- [Required task]
Format every line of the material below as a JSON list of strings, one string per line, leaving out any blank lines.

- [Dataset records]
···

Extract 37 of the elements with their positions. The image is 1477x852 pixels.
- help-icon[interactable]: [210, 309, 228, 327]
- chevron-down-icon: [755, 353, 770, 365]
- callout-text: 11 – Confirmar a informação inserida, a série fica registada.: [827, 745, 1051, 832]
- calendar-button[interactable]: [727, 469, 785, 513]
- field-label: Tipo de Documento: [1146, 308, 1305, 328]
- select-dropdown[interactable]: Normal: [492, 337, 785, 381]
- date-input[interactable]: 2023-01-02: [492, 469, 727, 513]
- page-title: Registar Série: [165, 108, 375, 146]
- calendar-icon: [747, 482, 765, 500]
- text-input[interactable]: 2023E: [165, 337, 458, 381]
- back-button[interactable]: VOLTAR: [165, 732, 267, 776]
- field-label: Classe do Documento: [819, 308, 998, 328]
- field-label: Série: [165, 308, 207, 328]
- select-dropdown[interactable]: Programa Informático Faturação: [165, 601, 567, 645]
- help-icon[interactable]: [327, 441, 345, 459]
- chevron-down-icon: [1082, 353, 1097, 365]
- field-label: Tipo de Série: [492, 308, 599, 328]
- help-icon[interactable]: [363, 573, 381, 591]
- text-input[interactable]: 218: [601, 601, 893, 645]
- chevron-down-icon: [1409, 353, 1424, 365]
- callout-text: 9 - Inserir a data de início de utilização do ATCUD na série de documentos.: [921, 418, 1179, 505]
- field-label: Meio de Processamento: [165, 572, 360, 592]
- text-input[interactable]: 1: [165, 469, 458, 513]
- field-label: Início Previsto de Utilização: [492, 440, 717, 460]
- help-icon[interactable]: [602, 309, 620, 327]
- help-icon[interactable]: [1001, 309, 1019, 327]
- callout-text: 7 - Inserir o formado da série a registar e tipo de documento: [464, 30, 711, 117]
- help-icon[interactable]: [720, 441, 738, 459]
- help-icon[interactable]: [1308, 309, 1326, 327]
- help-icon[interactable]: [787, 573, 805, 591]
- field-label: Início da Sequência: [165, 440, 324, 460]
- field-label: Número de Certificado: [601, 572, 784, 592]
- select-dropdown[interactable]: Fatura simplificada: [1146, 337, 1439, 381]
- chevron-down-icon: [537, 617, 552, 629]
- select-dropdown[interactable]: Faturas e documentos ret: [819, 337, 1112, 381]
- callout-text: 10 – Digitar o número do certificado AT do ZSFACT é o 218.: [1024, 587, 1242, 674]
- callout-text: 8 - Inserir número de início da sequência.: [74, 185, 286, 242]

···

- [Worked answer]
[
  "Extract 37 of the elements with their positions. The image is 1477x852 pixels.",
  "- help-icon[interactable]: [210, 309, 228, 327]",
  "- chevron-down-icon: [755, 353, 770, 365]",
  "- callout-text: 11 – Confirmar a informação inserida, a série fica registada.: [827, 745, 1051, 832]",
  "- calendar-button[interactable]: [727, 469, 785, 513]",
  "- field-label: Tipo de Documento: [1146, 308, 1305, 328]",
  "- select-dropdown[interactable]: Normal: [492, 337, 785, 381]",
  "- date-input[interactable]: 2023-01-02: [492, 469, 727, 513]",
  "- page-title: Registar Série: [165, 108, 375, 146]",
  "- calendar-icon: [747, 482, 765, 500]",
  "- text-input[interactable]: 2023E: [165, 337, 458, 381]",
  "- back-button[interactable]: VOLTAR: [165, 732, 267, 776]",
  "- field-label: Classe do Documento: [819, 308, 998, 328]",
  "- field-label: Série: [165, 308, 207, 328]",
  "- select-dropdown[interactable]: Programa Informático Faturação: [165, 601, 567, 645]",
  "- help-icon[interactable]: [327, 441, 345, 459]",
  "- chevron-down-icon: [1082, 353, 1097, 365]",
  "- field-label: Tipo de Série: [492, 308, 599, 328]",
  "- help-icon[interactable]: [363, 573, 381, 591]",
  "- text-input[interactable]: 218: [601, 601, 893, 645]",
  "- chevron-down-icon: [1409, 353, 1424, 365]",
  "- callout-text: 9 - Inserir a data de início de utilização do ATCUD na série de documentos.: [921, 418, 1179, 505]",
  "- field-label: Meio de Processamento: [165, 572, 360, 592]",
  "- text-input[interactable]: 1: [165, 469, 458, 513]",
  "- field-label: Início Previsto de Utilização: [492, 440, 717, 460]",
  "- help-icon[interactable]: [602, 309, 620, 327]",
  "- help-icon[interactable]: [1001, 309, 1019, 327]",
  "- callout-text: 7 - Inserir o formado da série a registar e tipo de documento: [464, 30, 711, 117]",
  "- help-icon[interactable]: [720, 441, 738, 459]",
  "- help-icon[interactable]: [1308, 309, 1326, 327]",
  "- help-icon[interactable]: [787, 573, 805, 591]",
  "- field-label: Início da Sequência: [165, 440, 324, 460]",
  "- field-label: Número de Certificado: [601, 572, 784, 592]",
  "- select-dropdown[interactable]: Fatura simplificada: [1146, 337, 1439, 381]",
  "- chevron-down-icon: [537, 617, 552, 629]",
  "- select-dropdown[interactable]: Faturas e documentos ret: [819, 337, 1112, 381]",
  "- callout-text: 10 – Digitar o número do certificado AT do ZSFACT é o 218.: [1024, 587, 1242, 674]",
  "- callout-text: 8 - Inserir número de início da sequência.: [74, 185, 286, 242]"
]